**GIVEN INSTRUCTION:** Write each record again exactly as it stands.

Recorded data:

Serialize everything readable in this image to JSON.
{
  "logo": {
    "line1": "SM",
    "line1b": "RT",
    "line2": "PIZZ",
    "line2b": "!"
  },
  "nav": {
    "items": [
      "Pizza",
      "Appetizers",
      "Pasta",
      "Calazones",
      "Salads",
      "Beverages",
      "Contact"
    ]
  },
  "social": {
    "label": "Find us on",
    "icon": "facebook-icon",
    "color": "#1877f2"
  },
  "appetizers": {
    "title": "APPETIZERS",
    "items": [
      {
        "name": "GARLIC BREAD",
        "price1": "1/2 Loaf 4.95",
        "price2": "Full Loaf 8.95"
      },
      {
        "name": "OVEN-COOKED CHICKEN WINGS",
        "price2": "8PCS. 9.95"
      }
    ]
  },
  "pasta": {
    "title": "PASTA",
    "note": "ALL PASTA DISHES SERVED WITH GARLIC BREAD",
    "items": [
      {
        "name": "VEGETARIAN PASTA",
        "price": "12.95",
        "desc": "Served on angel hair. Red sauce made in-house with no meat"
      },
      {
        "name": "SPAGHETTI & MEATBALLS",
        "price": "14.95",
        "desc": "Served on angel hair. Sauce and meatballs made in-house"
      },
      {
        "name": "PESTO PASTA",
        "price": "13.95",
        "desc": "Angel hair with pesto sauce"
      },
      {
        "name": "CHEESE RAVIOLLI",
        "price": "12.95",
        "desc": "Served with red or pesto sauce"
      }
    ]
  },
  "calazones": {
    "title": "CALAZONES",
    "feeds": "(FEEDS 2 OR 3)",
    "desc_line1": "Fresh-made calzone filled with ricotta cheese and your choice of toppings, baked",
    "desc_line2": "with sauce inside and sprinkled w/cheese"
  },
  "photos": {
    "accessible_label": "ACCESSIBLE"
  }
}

**EXERCISE OUTPUT:**
Serialize everything readable in this image to JSON.
{
  "logo": {
    "line1": "SM",
    "line1b": "RT",
    "line2": "PIZZ",
    "line2b": "!"
  },
  "nav": {
    "items": [
      "Pizza",
      "Appetizers",
      "Pasta",
      "Calazones",
      "Salads",
      "Beverages",
      "Contact"
    ]
  },
  "social": {
    "label": "Find us on",
    "icon": "facebook-icon",
    "color": "#1877f2"
  },
  "appetizers": {
    "title": "APPETIZERS",
    "items": [
      {
        "name": "GARLIC BREAD",
        "price1": "1/2 Loaf 4.95",
        "price2": "Full Loaf 8.95"
      },
      {
        "name": "OVEN-COOKED CHICKEN WINGS",
        "price2": "8PCS. 9.95"
      }
    ]
  },
  "pasta": {
    "title": "PASTA",
    "note": "ALL PASTA DISHES SERVED WITH GARLIC BREAD",
    "items": [
      {
        "name": "VEGETARIAN PASTA",
        "price": "12.95",
        "desc": "Served on angel hair. Red sauce made in-house with no meat"
      },
      {
        "name": "SPAGHETTI & MEATBALLS",
        "price": "14.95",
        "desc": "Served on angel hair. Sauce and meatballs made in-house"
      },
      {
        "name": "PESTO PASTA",
        "price": "13.95",
        "desc": "Angel hair with pesto sauce"
      },
      {
        "name": "CHEESE RAVIOLLI",
        "price": "12.95",
        "desc": "Served with red or pesto sauce"
      }
    ]
  },
  "calazones": {
    "title": "CALAZONES",
    "feeds": "(FEEDS 2 OR 3)",
    "desc_line1": "Fresh-made calzone filled with ricotta cheese and your choice of toppings, baked",
    "desc_line2": "with sauce inside and sprinkled w/cheese"
  },
  "photos": {
    "accessible_label": "ACCESSIBLE"
  }
}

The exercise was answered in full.